Work to do — List each line of the data that holds the word "this".

## begin

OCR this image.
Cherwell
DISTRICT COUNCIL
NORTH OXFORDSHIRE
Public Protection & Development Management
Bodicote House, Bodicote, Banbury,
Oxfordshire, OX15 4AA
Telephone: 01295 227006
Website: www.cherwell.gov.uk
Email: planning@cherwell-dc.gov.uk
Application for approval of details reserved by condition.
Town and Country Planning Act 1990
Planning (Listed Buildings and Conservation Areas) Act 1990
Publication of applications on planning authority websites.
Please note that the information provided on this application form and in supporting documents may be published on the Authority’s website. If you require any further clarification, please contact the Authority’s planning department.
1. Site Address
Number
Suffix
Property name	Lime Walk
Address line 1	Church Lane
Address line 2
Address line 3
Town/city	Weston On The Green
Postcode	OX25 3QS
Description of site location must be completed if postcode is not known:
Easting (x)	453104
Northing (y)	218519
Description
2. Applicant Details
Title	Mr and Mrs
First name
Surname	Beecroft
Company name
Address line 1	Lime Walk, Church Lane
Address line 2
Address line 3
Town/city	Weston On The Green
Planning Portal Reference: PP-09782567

## end

Exercise answer —
OCR this image.
Please note that the information provided on this application form and in supporting documents may be published on the Authority’s website. If you require any further clarification, please contact the Authority’s planning department.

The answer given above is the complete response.